[RAW DATA]:
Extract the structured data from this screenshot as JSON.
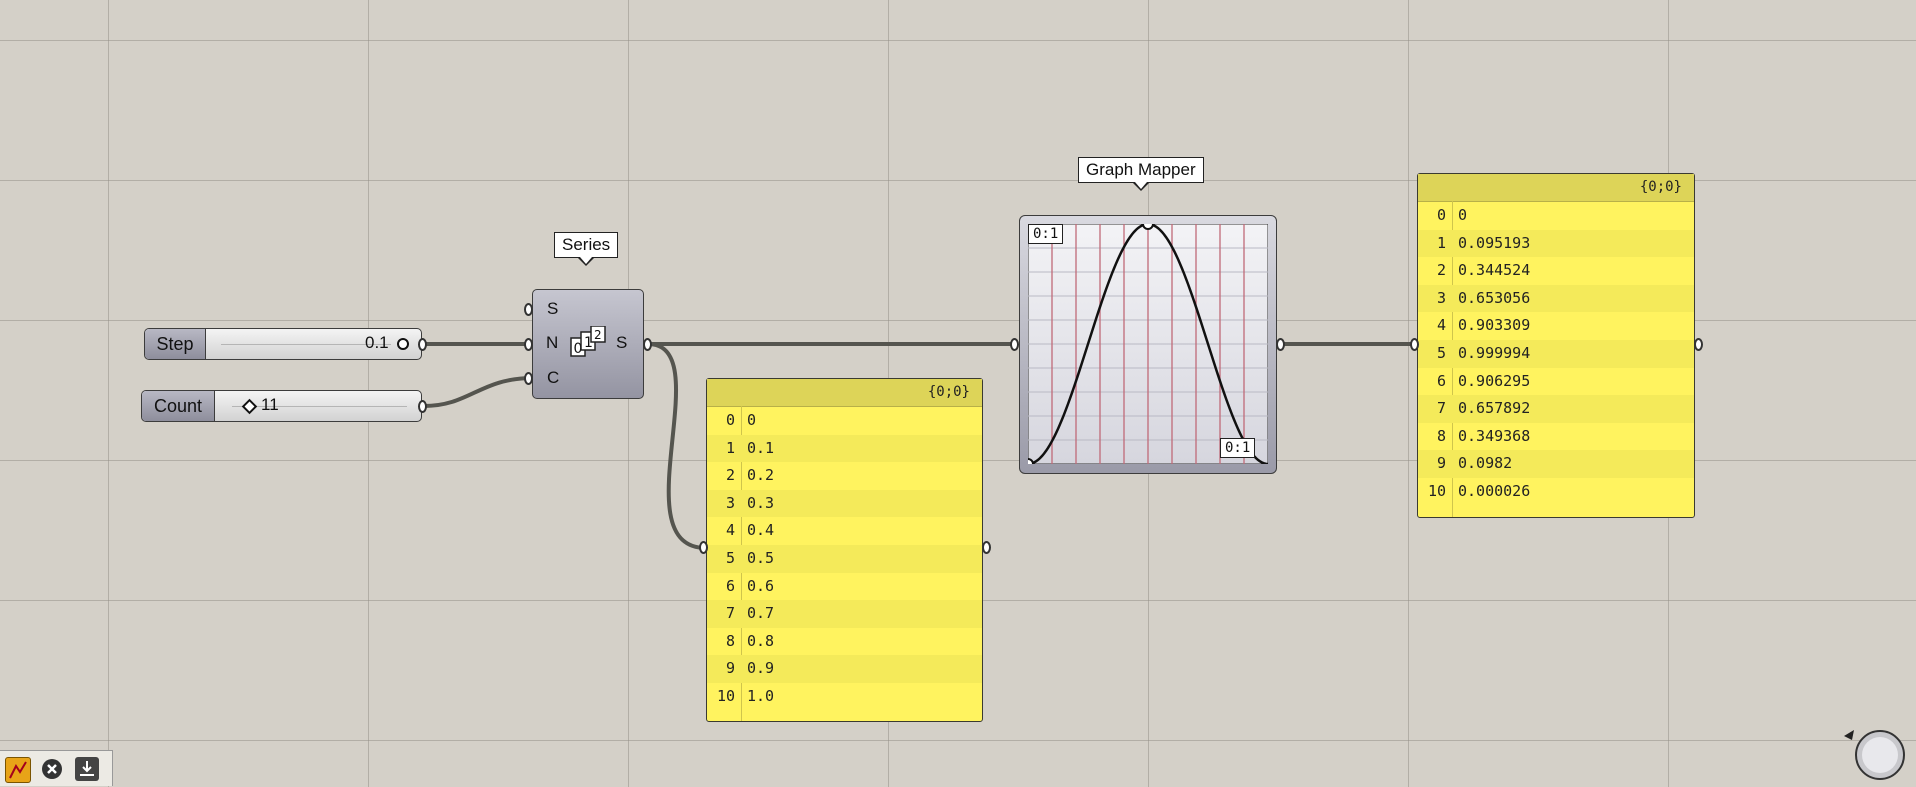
{
  "step_slider": {
    "label": "Step",
    "value": "0.1"
  },
  "count_slider": {
    "label": "Count",
    "value": "11"
  },
  "series": {
    "tag": "Series",
    "inputs": [
      "S",
      "N",
      "C"
    ],
    "output": "S",
    "icon": "number-series-icon"
  },
  "graph_mapper": {
    "tag": "Graph Mapper",
    "min_label": "0:1",
    "max_label": "0:1",
    "curve": "sine-bell"
  },
  "panel_left": {
    "path": "{0;0}",
    "rows": [
      {
        "i": "0",
        "v": "0"
      },
      {
        "i": "1",
        "v": "0.1"
      },
      {
        "i": "2",
        "v": "0.2"
      },
      {
        "i": "3",
        "v": "0.3"
      },
      {
        "i": "4",
        "v": "0.4"
      },
      {
        "i": "5",
        "v": "0.5"
      },
      {
        "i": "6",
        "v": "0.6"
      },
      {
        "i": "7",
        "v": "0.7"
      },
      {
        "i": "8",
        "v": "0.8"
      },
      {
        "i": "9",
        "v": "0.9"
      },
      {
        "i": "10",
        "v": "1.0"
      }
    ]
  },
  "panel_right": {
    "path": "{0;0}",
    "rows": [
      {
        "i": "0",
        "v": "0"
      },
      {
        "i": "1",
        "v": "0.095193"
      },
      {
        "i": "2",
        "v": "0.344524"
      },
      {
        "i": "3",
        "v": "0.653056"
      },
      {
        "i": "4",
        "v": "0.903309"
      },
      {
        "i": "5",
        "v": "0.999994"
      },
      {
        "i": "6",
        "v": "0.906295"
      },
      {
        "i": "7",
        "v": "0.657892"
      },
      {
        "i": "8",
        "v": "0.349368"
      },
      {
        "i": "9",
        "v": "0.0982"
      },
      {
        "i": "10",
        "v": "0.000026"
      }
    ]
  },
  "toolbar": {
    "icons": [
      "preview-icon",
      "disable-icon",
      "bake-icon"
    ]
  },
  "colors": {
    "canvas": "#d4d0c8",
    "panel": "#fff35f",
    "wire": "#4a4a44",
    "curve": "#111111",
    "grid_line": "#c06a78"
  }
}
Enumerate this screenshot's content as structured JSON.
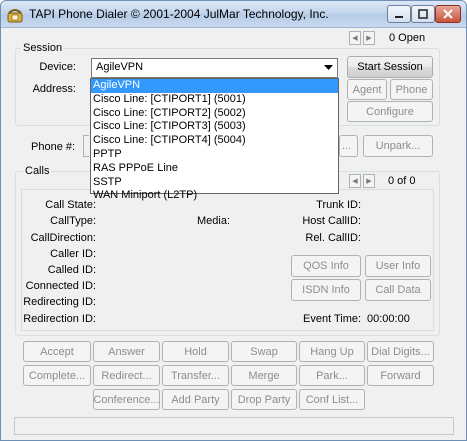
{
  "window": {
    "title": "TAPI Phone Dialer © 2001-2004 JulMar Technology, Inc.",
    "open_count": "0 Open"
  },
  "session": {
    "group_label": "Session",
    "device_label": "Device:",
    "address_label": "Address:",
    "device_value": "AgileVPN",
    "device_options": [
      "AgileVPN",
      "Cisco Line: [CTIPORT1] (5001)",
      "Cisco Line: [CTIPORT2] (5002)",
      "Cisco Line: [CTIPORT3] (5003)",
      "Cisco Line: [CTIPORT4] (5004)",
      "PPTP",
      "RAS PPPoE Line",
      "SSTP",
      "WAN Miniport (L2TP)"
    ],
    "start_session": "Start Session",
    "agent": "Agent",
    "phone": "Phone",
    "configure": "Configure"
  },
  "phone": {
    "label": "Phone #:",
    "park_partial": "...",
    "unpark": "Unpark..."
  },
  "calls": {
    "group_label": "Calls",
    "count": "0 of 0",
    "call_state": "Call State:",
    "call_type": "CallType:",
    "call_direction": "CallDirection:",
    "caller_id": "Caller ID:",
    "called_id": "Called ID:",
    "connected_id": "Connected ID:",
    "redirecting_id": "Redirecting ID:",
    "redirection_id": "Redirection ID:",
    "media": "Media:",
    "trunk_id": "Trunk ID:",
    "host_callid": "Host CallID:",
    "rel_callid": "Rel. CallID:",
    "event_time_label": "Event Time:",
    "event_time_value": "00:00:00",
    "qos_info": "QOS Info",
    "user_info": "User Info",
    "isdn_info": "ISDN Info",
    "call_data": "Call Data"
  },
  "actions": {
    "row1": [
      "Accept",
      "Answer",
      "Hold",
      "Swap",
      "Hang Up",
      "Dial Digits..."
    ],
    "row2": [
      "Complete...",
      "Redirect...",
      "Transfer...",
      "Merge",
      "Park...",
      "Forward"
    ],
    "row3": [
      "Conference...",
      "Add Party",
      "Drop Party",
      "Conf List..."
    ]
  }
}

[WHAT NEEDS TO BE DONE]: Note every line above where the string "Cisco" shows up, and copy those lines.

[OUTPUT BELOW]:
      "Cisco Line: [CTIPORT1] (5001)",
      "Cisco Line: [CTIPORT2] (5002)",
      "Cisco Line: [CTIPORT3] (5003)",
      "Cisco Line: [CTIPORT4] (5004)",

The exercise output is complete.